Skip to main content

Introduction

single-svdlib is a high-performance Rust library for computing Singular Value Decomposition (SVD) on sparse matrices. It provides efficient implementations of both Lanczos and randomized SVD algorithms, making it particularly well-suited for large-scale data analysis and machine learning applications.

What is SVD?

Singular Value Decomposition (SVD) is a fundamental matrix factorization technique that decomposes a matrix $A$ into three matrices:

$$A = U \Sigma V^T$$

Where:

  • $U$ contains the left singular vectors
  • $\Sigma$ is a diagonal matrix containing the singular values
  • $V^T$ contains the transposed right singular vectors

SVD is widely used in dimensionality reduction, latent semantic analysis, matrix approximation, and as a key component in many machine learning algorithms.

Why single-svdlib?

Traditional SVD algorithms struggle with large sparse matrices common in applications like single-cell genomics, recommender systems, and natural language processing. single-svdlib addresses these challenges by:

  1. Optimizing for sparse matrices: Taking advantage of sparsity patterns to reduce computation and memory usage
  2. Providing multiple algorithm options: Choose between Lanczos or randomized methods based on your specific needs
  3. Supporting parallel processing: Built-in multithreading via Rayon for better performance on modern hardware
  4. Offering precision control: Works with both f32 and f64 precision

Key Features

  • Multiple SVD algorithms:

    • Lanczos algorithm: Based on SVDLIBC, excellent for moderate-sized sparse matrices
    • Randomized SVD: Optimized for very large and sparse matrices with configurable accuracy
  • Sparse matrix support:

    • Compressed Sparse Row (CSR) format
    • Compressed Sparse Column (CSC) format
    • Coordinate (COO) format
  • Performance optimizations:

    • Parallel execution with Rayon
    • Adaptive tuning for highly sparse matrices
    • Column masking for subspace SVD
  • Complete API:

    • Consistent interface for all matrix formats
    • Comprehensive error handling and diagnostics
    • Well-documented parameters for algorithm tuning

Architecture

single-svdlib has a modular design with these main components:

  1. Core traits and types: Common interfaces for all SVD algorithms
  2. Lanczos module: Implementation of the LAS2 algorithm from SVDLIBC
  3. Randomized module: Randomized SVD with power iteration and normalization
  4. Matrix abstractions: Adapters for different sparse matrix formats
  5. Utilities: Helper functions for linear algebra operations

Performance Tips

  1. Choose the right algorithm:

    • For matrices up to ~10,000 x 10,000 with moderate sparsity, use the Lanczos algorithm
    • For larger matrices or very high sparsity (>99%), use randomized SVD
  2. Matrix format matters:

    • Convert COO matrices to CSR or CSC before computation
    • CSR typically performs better for row-oriented operations
  3. Tune randomized SVD parameters:

    • Increase n_power_iterations for better accuracy (at the cost of speed)

▶ [Provided data]
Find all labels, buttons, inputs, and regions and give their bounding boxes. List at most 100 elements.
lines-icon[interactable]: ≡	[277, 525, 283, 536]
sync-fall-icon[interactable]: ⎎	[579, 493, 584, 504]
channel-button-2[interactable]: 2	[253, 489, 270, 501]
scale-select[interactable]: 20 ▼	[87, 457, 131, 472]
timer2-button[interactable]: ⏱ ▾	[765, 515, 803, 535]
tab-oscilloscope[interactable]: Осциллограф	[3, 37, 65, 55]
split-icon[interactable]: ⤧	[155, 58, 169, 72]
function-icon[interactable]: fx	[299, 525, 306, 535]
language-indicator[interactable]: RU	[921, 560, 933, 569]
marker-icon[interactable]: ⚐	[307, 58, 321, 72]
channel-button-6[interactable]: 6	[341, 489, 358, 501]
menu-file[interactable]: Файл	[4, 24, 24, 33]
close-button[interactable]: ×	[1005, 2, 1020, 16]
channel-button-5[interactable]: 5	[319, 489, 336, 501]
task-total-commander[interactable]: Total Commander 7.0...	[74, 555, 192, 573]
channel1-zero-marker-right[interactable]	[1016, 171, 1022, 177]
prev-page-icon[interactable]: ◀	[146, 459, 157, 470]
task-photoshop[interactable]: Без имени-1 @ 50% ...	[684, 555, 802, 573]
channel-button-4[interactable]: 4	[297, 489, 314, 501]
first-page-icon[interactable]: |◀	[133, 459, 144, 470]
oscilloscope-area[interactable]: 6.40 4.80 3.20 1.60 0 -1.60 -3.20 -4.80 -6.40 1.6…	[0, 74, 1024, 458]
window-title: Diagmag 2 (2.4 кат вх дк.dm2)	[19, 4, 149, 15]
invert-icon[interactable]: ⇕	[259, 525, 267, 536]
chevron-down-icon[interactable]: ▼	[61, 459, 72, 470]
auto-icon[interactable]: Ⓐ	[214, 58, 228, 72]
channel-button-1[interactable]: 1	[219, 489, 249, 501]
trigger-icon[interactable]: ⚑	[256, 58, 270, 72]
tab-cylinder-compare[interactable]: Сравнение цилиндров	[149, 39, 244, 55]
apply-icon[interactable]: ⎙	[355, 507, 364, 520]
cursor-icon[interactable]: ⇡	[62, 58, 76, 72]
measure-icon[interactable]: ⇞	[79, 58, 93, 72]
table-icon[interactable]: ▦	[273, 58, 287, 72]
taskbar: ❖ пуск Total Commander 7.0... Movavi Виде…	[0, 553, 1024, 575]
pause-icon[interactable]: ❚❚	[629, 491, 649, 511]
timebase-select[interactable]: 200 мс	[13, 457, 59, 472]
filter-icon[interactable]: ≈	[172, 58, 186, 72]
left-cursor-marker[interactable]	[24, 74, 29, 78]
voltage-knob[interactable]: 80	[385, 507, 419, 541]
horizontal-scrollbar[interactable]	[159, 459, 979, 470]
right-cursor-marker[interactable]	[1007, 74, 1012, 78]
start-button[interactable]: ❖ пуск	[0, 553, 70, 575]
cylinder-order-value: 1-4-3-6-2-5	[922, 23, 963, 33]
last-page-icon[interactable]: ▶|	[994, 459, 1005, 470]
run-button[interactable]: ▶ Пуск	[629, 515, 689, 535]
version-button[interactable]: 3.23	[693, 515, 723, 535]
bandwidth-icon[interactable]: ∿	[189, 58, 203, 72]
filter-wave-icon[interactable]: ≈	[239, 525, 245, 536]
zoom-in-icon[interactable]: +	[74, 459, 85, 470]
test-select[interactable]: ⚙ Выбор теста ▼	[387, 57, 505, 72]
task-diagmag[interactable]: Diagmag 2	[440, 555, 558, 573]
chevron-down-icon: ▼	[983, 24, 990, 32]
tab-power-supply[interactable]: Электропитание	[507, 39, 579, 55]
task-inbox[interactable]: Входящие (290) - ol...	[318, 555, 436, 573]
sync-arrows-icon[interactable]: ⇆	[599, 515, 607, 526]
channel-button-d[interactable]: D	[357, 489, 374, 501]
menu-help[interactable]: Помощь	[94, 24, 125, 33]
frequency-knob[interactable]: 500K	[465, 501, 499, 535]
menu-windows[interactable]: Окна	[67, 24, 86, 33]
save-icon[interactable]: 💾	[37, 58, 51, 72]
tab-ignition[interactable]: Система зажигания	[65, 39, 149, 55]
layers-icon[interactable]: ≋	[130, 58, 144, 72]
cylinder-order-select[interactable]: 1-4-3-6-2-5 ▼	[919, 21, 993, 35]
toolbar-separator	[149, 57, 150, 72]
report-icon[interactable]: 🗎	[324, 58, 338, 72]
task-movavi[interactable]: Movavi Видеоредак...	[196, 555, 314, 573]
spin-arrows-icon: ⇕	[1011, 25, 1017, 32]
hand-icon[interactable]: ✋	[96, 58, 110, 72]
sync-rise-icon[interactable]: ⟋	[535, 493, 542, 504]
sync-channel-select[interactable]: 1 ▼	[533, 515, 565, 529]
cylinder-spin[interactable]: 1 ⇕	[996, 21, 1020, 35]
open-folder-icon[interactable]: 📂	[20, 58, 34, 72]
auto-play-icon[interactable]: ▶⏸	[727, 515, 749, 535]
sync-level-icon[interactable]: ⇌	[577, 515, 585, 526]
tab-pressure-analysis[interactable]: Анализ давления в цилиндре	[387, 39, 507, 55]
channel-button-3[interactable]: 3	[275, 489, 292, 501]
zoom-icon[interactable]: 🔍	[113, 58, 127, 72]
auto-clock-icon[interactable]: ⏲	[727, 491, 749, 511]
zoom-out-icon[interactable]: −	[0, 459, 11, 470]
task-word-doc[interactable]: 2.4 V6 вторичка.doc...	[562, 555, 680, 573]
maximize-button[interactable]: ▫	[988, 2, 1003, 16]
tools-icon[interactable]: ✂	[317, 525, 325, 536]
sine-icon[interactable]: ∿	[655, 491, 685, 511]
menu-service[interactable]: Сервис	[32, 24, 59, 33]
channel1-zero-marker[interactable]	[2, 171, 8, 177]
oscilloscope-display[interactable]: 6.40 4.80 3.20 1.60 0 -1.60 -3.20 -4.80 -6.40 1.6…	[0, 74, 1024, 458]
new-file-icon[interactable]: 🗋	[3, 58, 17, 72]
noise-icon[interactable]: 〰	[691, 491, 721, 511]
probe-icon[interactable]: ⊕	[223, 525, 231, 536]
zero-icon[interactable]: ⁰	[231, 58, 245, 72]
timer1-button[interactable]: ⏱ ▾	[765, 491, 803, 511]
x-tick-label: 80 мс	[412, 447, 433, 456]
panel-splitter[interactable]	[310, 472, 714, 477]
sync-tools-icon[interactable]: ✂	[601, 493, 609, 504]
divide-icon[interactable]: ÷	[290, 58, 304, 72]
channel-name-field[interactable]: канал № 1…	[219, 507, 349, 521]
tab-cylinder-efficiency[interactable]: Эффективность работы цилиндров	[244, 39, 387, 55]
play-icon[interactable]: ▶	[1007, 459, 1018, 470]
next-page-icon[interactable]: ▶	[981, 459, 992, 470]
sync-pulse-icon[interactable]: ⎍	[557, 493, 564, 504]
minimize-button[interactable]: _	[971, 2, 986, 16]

▶ [What you need to do]
a: Transcribe everything in the single-svdlib page from "Skip to main" down to "machine learning applications.".
b: Write the next part of the single-svdlib page, picking up right after its final line.

▶ [Answers to the tasks]
a:
Skip to main content

Introduction

single-svdlib is a high-performance Rust library for computing Singular Value Decomposition (SVD) on sparse matrices. It provides efficient implementations of both Lanczos and randomized SVD algorithms, making it particularly well-suited for large-scale data analysis and machine learning applications.

b:
    • Use PowerIterationNormalizer::QR for numerical stability
    • Adjust n_oversamples based on desired accuracy
  4. Use column masking for operations that only need a subset of the data

Diagnostics

Each SVD computation returns detailed diagnostics to help understand algorithm behavior:

let svd = lanczos::svd(&matrix)?;

// Examine computation details
println!("Non-zero elements: {}", svd.diagnostics.non_zero);
println!("Transposed during computation: {}", svd.diagnostics.transposed);
println!("Lanczos steps: {}", svd.diagnostics.lanczos_steps);
println!("Significant values found: {}", svd.diagnostics.significant_values);

License

single-svdlib is licensed under the BSD License, the same as the original SVDLIBC implementation.